Figure data in JSON

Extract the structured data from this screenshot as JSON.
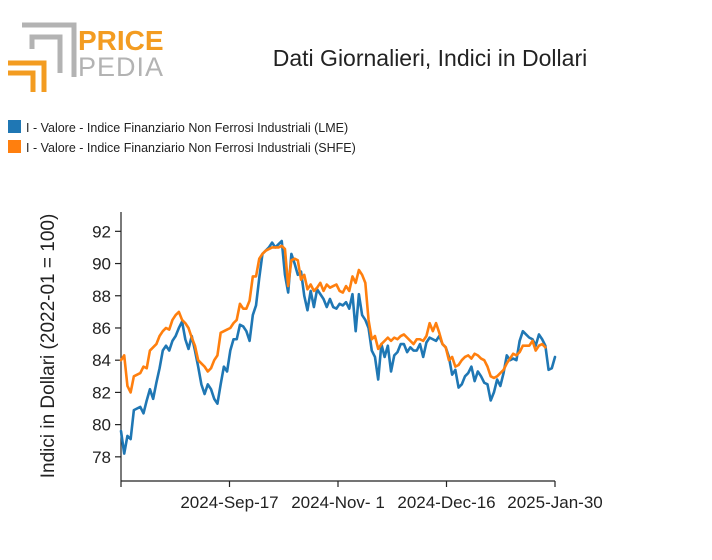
{
  "brand": {
    "line1": "PRICE",
    "line2": "PEDIA",
    "accent_color": "#f39c21",
    "gray_color": "#b3b3b3"
  },
  "chart_data": {
    "type": "line",
    "title": "Dati Giornalieri, Indici in Dollari",
    "ylabel": "Indici in Dollari (2022-01 = 100)",
    "xlabel": "",
    "x_tick_labels": [
      "2024-Sep-17",
      "2024-Nov- 1",
      "2024-Dec-16",
      "2025-Jan-30"
    ],
    "y_ticks": [
      78,
      80,
      82,
      84,
      86,
      88,
      90,
      92
    ],
    "ylim": [
      76.5,
      93.2
    ],
    "legend_position": "top-left",
    "grid": false,
    "series": [
      {
        "name": "I - Valore - Indice Finanziario Non Ferrosi Industriali (LME)",
        "color": "#1f77b4",
        "values": [
          79.6,
          78.2,
          79.3,
          79.1,
          80.9,
          81.0,
          81.1,
          80.7,
          81.5,
          82.2,
          81.6,
          82.6,
          83.5,
          84.6,
          84.9,
          84.6,
          85.2,
          85.5,
          86.0,
          86.4,
          85.3,
          84.7,
          85.5,
          84.6,
          83.6,
          82.5,
          81.9,
          82.5,
          82.2,
          81.6,
          81.3,
          82.5,
          83.6,
          83.3,
          84.6,
          85.3,
          85.3,
          86.2,
          86.1,
          85.8,
          85.2,
          86.8,
          87.4,
          89.1,
          90.6,
          90.8,
          91.0,
          91.3,
          91.0,
          91.2,
          91.4,
          89.3,
          88.2,
          90.6,
          90.0,
          89.3,
          89.5,
          88.0,
          87.1,
          88.3,
          87.3,
          88.4,
          88.1,
          87.8,
          87.3,
          87.8,
          87.3,
          87.2,
          87.5,
          87.4,
          87.6,
          87.2,
          88.1,
          85.8,
          88.1,
          86.8,
          86.5,
          86.0,
          84.6,
          84.2,
          82.8,
          85.0,
          84.2,
          84.9,
          83.3,
          84.3,
          84.5,
          85.0,
          85.0,
          84.5,
          84.8,
          84.6,
          84.6,
          85.0,
          84.2,
          85.1,
          85.4,
          85.3,
          85.2,
          85.5,
          85.0,
          84.8,
          84.2,
          83.1,
          83.4,
          82.3,
          82.5,
          83.0,
          83.2,
          83.6,
          82.7,
          83.3,
          83.0,
          82.6,
          82.5,
          81.5,
          82.0,
          82.8,
          82.4,
          83.2,
          84.3,
          84.0,
          84.1,
          84.0,
          85.2,
          85.8,
          85.6,
          85.4,
          85.3,
          84.9,
          85.6,
          85.3,
          84.9,
          83.4,
          83.5,
          84.2
        ]
      },
      {
        "name": "I - Valore - Indice Finanziario Non Ferrosi Industriali (SHFE)",
        "color": "#ff7f0e",
        "values": [
          84.0,
          84.3,
          82.4,
          82.0,
          83.0,
          83.1,
          83.2,
          83.6,
          83.5,
          84.6,
          84.8,
          85.0,
          85.5,
          85.8,
          86.0,
          85.9,
          86.5,
          86.8,
          87.0,
          86.5,
          86.3,
          86.0,
          85.4,
          84.9,
          84.0,
          83.8,
          83.6,
          83.3,
          83.5,
          84.0,
          84.3,
          85.7,
          85.8,
          85.9,
          86.0,
          86.3,
          86.5,
          87.5,
          87.2,
          87.2,
          87.7,
          89.2,
          89.2,
          90.3,
          90.6,
          90.8,
          90.9,
          91.0,
          91.0,
          91.0,
          91.1,
          90.9,
          88.6,
          90.2,
          90.3,
          90.2,
          89.0,
          89.3,
          88.4,
          88.7,
          88.3,
          88.5,
          88.8,
          88.3,
          88.7,
          88.5,
          88.6,
          88.7,
          88.3,
          88.2,
          88.6,
          88.3,
          89.2,
          88.8,
          89.6,
          89.3,
          88.8,
          86.5,
          85.3,
          85.5,
          84.7,
          85.0,
          85.2,
          85.4,
          85.2,
          85.4,
          85.3,
          85.5,
          85.6,
          85.4,
          85.2,
          85.0,
          85.3,
          85.3,
          85.2,
          85.5,
          86.3,
          85.8,
          86.3,
          85.7,
          85.0,
          84.8,
          84.0,
          84.2,
          83.6,
          83.7,
          84.0,
          84.2,
          84.3,
          84.1,
          84.4,
          84.3,
          84.1,
          84.0,
          83.6,
          83.0,
          82.9,
          83.0,
          83.2,
          83.4,
          83.8,
          84.1,
          84.4,
          84.3,
          84.5,
          84.9,
          84.9,
          84.9,
          85.2,
          84.6,
          84.9,
          85.0,
          84.8,
          null,
          null,
          null
        ]
      }
    ]
  }
}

EXERCISE OBJECTIVE — Gather up, from the records above, each line where the word "Valore" appears.

THE SOLUTION —
        "name": "I - Valore - Indice Finanziario Non Ferrosi Industriali (LME)",
        "name": "I - Valore - Indice Finanziario Non Ferrosi Industriali (SHFE)",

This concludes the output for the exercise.